[WHAT TO PRODUCE] From the entries below, extract every line that includes the word "JSON".

### INFORMATION SHOWN ###

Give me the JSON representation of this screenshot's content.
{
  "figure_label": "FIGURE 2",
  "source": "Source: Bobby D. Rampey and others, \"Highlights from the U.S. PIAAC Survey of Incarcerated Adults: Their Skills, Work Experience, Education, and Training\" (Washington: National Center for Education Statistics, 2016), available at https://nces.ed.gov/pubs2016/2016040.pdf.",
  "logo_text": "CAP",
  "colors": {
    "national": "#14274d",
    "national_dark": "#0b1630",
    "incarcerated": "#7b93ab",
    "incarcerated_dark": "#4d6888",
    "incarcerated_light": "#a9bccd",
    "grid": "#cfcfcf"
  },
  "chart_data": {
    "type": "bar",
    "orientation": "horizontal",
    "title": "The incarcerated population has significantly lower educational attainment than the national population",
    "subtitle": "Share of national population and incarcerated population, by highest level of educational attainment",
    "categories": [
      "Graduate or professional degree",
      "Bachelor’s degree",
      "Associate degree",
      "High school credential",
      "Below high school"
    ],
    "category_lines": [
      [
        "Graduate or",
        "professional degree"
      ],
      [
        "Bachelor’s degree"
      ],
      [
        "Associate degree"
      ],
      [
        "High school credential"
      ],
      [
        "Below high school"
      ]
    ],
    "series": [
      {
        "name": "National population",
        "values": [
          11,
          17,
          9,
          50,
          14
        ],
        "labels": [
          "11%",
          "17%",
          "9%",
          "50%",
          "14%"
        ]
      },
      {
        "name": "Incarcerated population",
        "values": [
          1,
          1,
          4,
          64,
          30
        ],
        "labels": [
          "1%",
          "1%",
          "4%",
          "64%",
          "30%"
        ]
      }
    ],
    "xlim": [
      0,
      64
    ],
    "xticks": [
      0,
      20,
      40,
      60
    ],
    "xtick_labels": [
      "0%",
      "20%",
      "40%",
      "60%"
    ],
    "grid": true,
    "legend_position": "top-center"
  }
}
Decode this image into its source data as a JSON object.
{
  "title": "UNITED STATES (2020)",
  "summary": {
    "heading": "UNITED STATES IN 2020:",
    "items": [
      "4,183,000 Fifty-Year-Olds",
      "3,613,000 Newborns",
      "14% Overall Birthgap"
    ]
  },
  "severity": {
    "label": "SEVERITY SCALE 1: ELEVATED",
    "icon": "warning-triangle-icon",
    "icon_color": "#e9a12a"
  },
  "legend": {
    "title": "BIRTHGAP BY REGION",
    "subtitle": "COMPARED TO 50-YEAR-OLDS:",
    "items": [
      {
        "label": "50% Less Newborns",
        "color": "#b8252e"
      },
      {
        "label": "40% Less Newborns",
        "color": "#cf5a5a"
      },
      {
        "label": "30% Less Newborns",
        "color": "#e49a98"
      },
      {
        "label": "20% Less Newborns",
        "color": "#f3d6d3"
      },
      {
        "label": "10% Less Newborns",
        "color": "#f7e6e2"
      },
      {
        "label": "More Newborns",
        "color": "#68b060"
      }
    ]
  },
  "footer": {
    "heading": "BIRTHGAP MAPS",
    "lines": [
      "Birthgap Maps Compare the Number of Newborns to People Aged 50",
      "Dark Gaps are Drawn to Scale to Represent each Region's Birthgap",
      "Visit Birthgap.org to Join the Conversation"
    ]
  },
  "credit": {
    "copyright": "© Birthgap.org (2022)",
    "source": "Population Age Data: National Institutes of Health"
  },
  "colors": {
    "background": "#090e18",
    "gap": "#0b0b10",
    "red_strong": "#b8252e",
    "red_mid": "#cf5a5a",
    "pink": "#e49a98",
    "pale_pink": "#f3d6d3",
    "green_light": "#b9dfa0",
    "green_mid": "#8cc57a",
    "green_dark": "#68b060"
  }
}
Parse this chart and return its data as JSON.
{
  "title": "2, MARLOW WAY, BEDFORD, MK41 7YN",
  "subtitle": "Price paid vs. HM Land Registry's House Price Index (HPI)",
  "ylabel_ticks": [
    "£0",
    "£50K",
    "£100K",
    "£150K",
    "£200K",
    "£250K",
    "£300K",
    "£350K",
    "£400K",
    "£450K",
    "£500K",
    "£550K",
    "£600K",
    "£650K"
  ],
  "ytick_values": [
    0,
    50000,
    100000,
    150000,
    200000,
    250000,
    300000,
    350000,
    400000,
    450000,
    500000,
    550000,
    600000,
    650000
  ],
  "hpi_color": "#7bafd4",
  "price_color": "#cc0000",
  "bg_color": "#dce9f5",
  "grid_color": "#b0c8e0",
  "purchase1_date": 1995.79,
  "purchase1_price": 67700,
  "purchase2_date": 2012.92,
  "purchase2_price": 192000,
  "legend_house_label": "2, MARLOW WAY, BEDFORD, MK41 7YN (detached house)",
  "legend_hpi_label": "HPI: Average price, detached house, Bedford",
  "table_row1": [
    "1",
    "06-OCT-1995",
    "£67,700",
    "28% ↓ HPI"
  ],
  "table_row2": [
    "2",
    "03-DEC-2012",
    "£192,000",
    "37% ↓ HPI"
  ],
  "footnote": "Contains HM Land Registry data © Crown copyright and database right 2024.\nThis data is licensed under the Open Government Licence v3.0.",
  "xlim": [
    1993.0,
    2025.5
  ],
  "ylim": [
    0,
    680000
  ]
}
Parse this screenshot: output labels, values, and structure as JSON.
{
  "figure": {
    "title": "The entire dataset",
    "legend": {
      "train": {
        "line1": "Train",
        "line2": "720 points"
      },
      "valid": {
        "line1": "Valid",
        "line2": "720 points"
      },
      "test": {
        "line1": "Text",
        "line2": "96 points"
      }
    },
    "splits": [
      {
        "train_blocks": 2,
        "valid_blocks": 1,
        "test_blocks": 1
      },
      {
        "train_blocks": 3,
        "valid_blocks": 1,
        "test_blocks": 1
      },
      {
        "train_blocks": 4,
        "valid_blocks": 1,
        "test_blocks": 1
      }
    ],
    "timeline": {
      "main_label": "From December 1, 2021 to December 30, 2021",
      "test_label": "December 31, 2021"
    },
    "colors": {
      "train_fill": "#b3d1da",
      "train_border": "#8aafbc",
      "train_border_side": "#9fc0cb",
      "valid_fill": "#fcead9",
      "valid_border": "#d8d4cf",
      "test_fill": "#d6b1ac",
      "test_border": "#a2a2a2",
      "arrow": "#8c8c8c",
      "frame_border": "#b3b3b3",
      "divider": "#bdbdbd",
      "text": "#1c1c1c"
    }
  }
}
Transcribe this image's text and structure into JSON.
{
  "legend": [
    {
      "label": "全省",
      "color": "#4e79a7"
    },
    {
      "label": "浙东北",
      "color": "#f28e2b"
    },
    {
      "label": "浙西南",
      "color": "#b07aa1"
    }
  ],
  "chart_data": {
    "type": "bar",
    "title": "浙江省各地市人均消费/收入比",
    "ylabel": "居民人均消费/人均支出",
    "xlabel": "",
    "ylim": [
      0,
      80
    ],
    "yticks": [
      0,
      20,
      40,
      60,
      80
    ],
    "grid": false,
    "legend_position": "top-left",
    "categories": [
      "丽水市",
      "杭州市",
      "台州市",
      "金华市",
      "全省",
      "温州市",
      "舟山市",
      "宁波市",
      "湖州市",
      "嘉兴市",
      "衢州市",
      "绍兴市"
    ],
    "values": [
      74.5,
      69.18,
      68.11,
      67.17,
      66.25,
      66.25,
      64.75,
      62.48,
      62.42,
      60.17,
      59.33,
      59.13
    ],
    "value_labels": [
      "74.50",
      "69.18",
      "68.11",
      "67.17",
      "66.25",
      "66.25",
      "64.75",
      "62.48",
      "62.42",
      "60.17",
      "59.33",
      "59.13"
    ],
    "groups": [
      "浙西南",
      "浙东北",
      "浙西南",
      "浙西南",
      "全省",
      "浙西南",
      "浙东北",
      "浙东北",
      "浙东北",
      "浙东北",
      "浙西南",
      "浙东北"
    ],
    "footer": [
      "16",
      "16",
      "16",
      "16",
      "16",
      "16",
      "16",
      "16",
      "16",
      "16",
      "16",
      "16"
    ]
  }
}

###

[THE COMPLETED TASK]
Give me the JSON representation of this screenshot's content.
Decode this image into its source data as a JSON object.
Parse this chart and return its data as JSON.
Parse this screenshot: output labels, values, and structure as JSON.
Transcribe this image's text and structure into JSON.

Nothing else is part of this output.